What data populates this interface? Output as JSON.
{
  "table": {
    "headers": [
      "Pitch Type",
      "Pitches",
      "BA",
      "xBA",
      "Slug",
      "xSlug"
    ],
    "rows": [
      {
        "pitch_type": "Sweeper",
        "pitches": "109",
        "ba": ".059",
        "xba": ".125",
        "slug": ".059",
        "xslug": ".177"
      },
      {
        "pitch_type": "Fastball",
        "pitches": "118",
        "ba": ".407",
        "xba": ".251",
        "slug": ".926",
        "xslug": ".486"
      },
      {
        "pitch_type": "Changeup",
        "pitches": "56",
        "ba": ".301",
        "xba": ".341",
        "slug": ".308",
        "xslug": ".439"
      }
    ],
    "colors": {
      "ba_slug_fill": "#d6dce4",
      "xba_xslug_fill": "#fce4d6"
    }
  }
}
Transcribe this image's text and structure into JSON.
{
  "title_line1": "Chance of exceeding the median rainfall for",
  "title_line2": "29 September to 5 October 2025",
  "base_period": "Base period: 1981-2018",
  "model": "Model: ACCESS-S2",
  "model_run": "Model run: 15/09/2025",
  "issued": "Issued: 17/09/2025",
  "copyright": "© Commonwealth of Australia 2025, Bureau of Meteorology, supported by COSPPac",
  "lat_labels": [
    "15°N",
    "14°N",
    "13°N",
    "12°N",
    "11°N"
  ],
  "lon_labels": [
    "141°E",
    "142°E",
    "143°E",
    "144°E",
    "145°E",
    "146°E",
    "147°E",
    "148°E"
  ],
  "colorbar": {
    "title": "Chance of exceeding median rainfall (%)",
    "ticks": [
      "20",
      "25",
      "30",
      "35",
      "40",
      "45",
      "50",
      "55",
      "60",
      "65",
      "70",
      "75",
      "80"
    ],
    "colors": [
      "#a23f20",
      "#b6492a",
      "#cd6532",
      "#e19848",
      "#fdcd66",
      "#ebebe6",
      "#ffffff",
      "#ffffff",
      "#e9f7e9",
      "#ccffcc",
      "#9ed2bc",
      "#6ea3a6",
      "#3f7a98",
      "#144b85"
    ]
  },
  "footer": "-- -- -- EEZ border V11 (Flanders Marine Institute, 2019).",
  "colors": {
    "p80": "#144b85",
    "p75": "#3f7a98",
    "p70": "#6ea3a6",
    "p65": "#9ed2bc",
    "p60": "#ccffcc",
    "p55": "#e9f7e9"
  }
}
━━━━━━━━━━━━━━━━━━━━
DIRECTIVE - Reproduce the whole listing word for word.

WRITTEN RESPONSE -
What data populates this interface? Output as JSON.
{
  "table": {
    "headers": [
      "Pitch Type",
      "Pitches",
      "BA",
      "xBA",
      "Slug",
      "xSlug"
    ],
    "rows": [
      {
        "pitch_type": "Sweeper",
        "pitches": "109",
        "ba": ".059",
        "xba": ".125",
        "slug": ".059",
        "xslug": ".177"
      },
      {
        "pitch_type": "Fastball",
        "pitches": "118",
        "ba": ".407",
        "xba": ".251",
        "slug": ".926",
        "xslug": ".486"
      },
      {
        "pitch_type": "Changeup",
        "pitches": "56",
        "ba": ".301",
        "xba": ".341",
        "slug": ".308",
        "xslug": ".439"
      }
    ],
    "colors": {
      "ba_slug_fill": "#d6dce4",
      "xba_xslug_fill": "#fce4d6"
    }
  }
}
Transcribe this image's text and structure into JSON.
{
  "title_line1": "Chance of exceeding the median rainfall for",
  "title_line2": "29 September to 5 October 2025",
  "base_period": "Base period: 1981-2018",
  "model": "Model: ACCESS-S2",
  "model_run": "Model run: 15/09/2025",
  "issued": "Issued: 17/09/2025",
  "copyright": "© Commonwealth of Australia 2025, Bureau of Meteorology, supported by COSPPac",
  "lat_labels": [
    "15°N",
    "14°N",
    "13°N",
    "12°N",
    "11°N"
  ],
  "lon_labels": [
    "141°E",
    "142°E",
    "143°E",
    "144°E",
    "145°E",
    "146°E",
    "147°E",
    "148°E"
  ],
  "colorbar": {
    "title": "Chance of exceeding median rainfall (%)",
    "ticks": [
      "20",
      "25",
      "30",
      "35",
      "40",
      "45",
      "50",
      "55",
      "60",
      "65",
      "70",
      "75",
      "80"
    ],
    "colors": [
      "#a23f20",
      "#b6492a",
      "#cd6532",
      "#e19848",
      "#fdcd66",
      "#ebebe6",
      "#ffffff",
      "#ffffff",
      "#e9f7e9",
      "#ccffcc",
      "#9ed2bc",
      "#6ea3a6",
      "#3f7a98",
      "#144b85"
    ]
  },
  "footer": "-- -- -- EEZ border V11 (Flanders Marine Institute, 2019).",
  "colors": {
    "p80": "#144b85",
    "p75": "#3f7a98",
    "p70": "#6ea3a6",
    "p65": "#9ed2bc",
    "p60": "#ccffcc",
    "p55": "#e9f7e9"
  }
}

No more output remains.